# [Entries from a dataset]
# # # #
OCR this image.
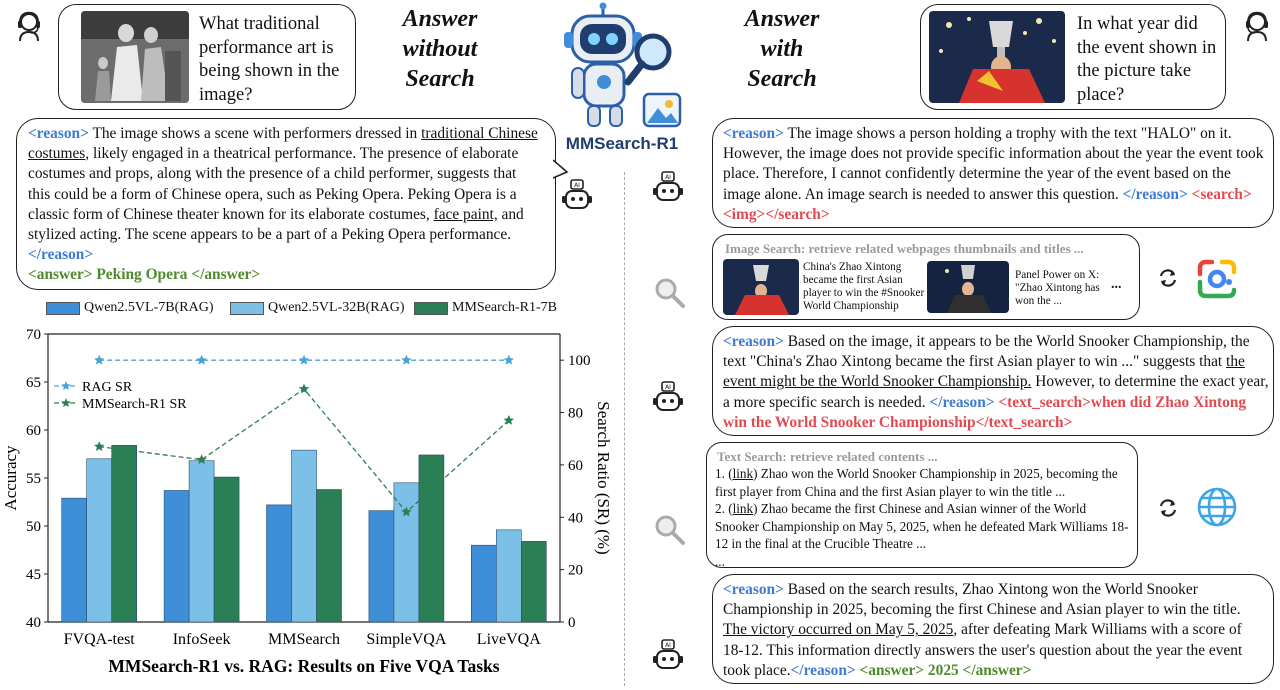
What traditional performance art is being shown in the image?
Answer
without
Search
MMSearch-R1
Answer
with
Search
In what year did the event shown in the picture take place?
<reason> The image shows a scene with performers dressed in traditional Chinese costumes, likely engaged in a theatrical performance. The presence of elaborate costumes and props, along with the presence of a child performer, suggests that this could be a form of Chinese opera, such as Peking Opera. Peking Opera is a classic form of Chinese theater known for its elaborate costumes, face paint, and stylized acting. The scene appears to be a part of a Peking Opera performance. </reason>
<answer> Peking Opera </answer>
AI
Qwen2.5VL-7B(RAG)	Qwen2.5VL-32B(RAG)	MMSearch-R1-7B
40
45
50
55
60
65
70
0
20
40
60
80
100
FVQA-test InfoSeek MMSearch SimpleVQA LiveVQA
RAG SR
MMSearch-R1 SR
Accuracy	Search Ratio (SR) (%)
MMSearch-R1 vs. RAG: Results on Five VQA Tasks
AI
AI
AI
<reason> The image shows a person holding a trophy with the text "HALO" on it. However, the image does not provide specific information about the year the event took place. Therefore, I cannot confidently determine the year of the event based on the image alone. An image search is needed to answer this question. </reason> <search><img></search>
Image Search: retrieve related webpages thumbnails and titles ...
China's Zhao Xintong became the first Asian player to win the #Snooker World Championship
Panel Power on X: "Zhao Xintong has won the ...
...
<reason> Based on the image, it appears to be the World Snooker Championship, the text "China's Zhao Xintong became the first Asian player to win ..." suggests that the event might be the World Snooker Championship. However, to determine the exact year, a more specific search is needed. </reason> <text_search>when did Zhao Xintong win the World Snooker Championship</text_search>
Text Search: retrieve related contents ...
1. (link) Zhao won the World Snooker Championship in 2025, becoming the first player from China and the first Asian player to win the title ...
2. (link) Zhao became the first Chinese and Asian winner of the World Snooker Championship on May 5, 2025, when he defeated Mark Williams 18-12 in the final at the Crucible Theatre ...
...
<reason> Based on the search results, Zhao Xintong won the World Snooker Championship in 2025, becoming the first Chinese and Asian player to win the title. The victory occurred on May 5, 2025, after defeating Mark Williams with a score of 18-12. This information directly answers the user's question about the year the event took place.</reason> <answer> 2025 </answer>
# # # #
# [TASK REQUIREMENTS]
Go through the material line by line. Show each line that contains the string "link".

# [FULL ANSWER]
1. (link) Zhao won the World Snooker Championship in 2025, becoming the first player from China and the first Asian player to win the title ...
2. (link) Zhao became the first Chinese and Asian winner of the World Snooker Championship on May 5, 2025, when he defeated Mark Williams 18-12 in the final at the Crucible Theatre ...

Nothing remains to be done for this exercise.